:: Article

There is evidence that at least two researchers, using CMIP models (whichever is the current model), are using SST data to drive a model (though they can’t use the data directly). Unfortunately, they are also bound by the model’s idealized input of 1% annual increasing CO2 instead of it being an output.
I am making educated guesses here but at least we now have model research using SST as the forcing on CMIP models:
“CFMIP Patterned SST forcing dataset”
A patterned SST forcing dataset is required for what was the amipFuture experiment in CFMIP-2/CMIP5, now called amip-pat-4K in CFMIP/CMIP6. This is a normalised multi-model ensemble mean of the ocean surface temperature response pattern (the change in ocean surface temperature (TOS) between years 0-20 and 140-160, the time of CO2 quadrupling in the 1% runs) from thirteen CMIP3 AOGCMs (cccma, cnrm, gfdlcm20, gfdlcm21, gisser, inmcm3, ipsl, miroc-medres, miub, mpi, mri, ncar-ccsm3, and ncar-pcm1.)
http://cfmip.metoffice.com/CMIP6.html
What the design is, I think, is to compare the two outcomes, the regularly forced model output (which has already been done and is available to researchers as the control), and an SST forced run. This one should be interesting.

::::

• What to work on:
1 - Answer these questions using the passage on SST-forced climate models.
(a) What idealized input are the researchers bound by?
(b) What is the experiment once called amipFuture in CFMIP-2/CMIP5 now called in CFMIP/CMIP6?
(c) How many CMIP3 AOGCMs supplied the ocean surface temperature response pattern for the forcing dataset?
2 - Go on with the passage on SST-forced climate models, starting after its last sentence.

:: Available data

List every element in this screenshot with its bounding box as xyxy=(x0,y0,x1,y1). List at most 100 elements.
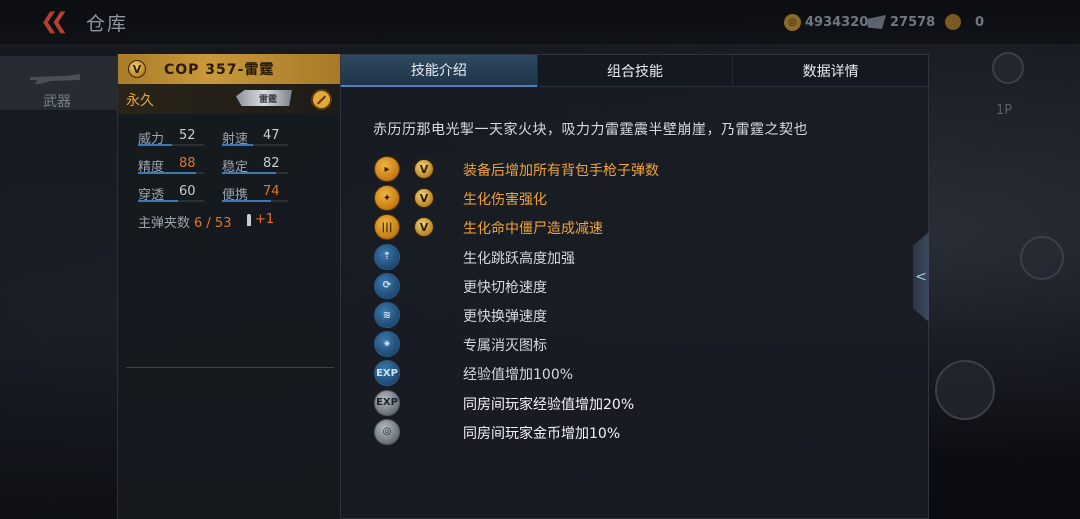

::::

• Solved problems:
1 -
(a) A 1% annual increase in CO2.
(b) amip-pat-4K.
(c) Thirteen.

2 -
Hi Pamela,
I did that SST-forced model run for you.
See my plots above, at
https://wattsupwiththat.com/2016/07/04/in-honor-of-the-4th-of-july-a-few-model-data-comparisons-of-contiguous-u-s-surface-air-temperatures/comment-page-1/#comment-2252543
and
https://wattsupwiththat.com/2016/07/04/in-honor-of-the-4th-of-july-a-few-model-data-comparisons-of-contiguous-u-s-surface-air-temperatures/comment-page-1/#comment-2253260
As you can see, the equation is extremely complicated, and requires the very latest in computing power, the new “Son of Cray” computer (in Scottish Gaelic “MacCray”).
The R2 for the two plots (after 1Jan1996) is 0.55 – not bad for two unrelated natural datasets.
Of course we all KNOW that CO2 drives temperature, so it must be spurious correlation.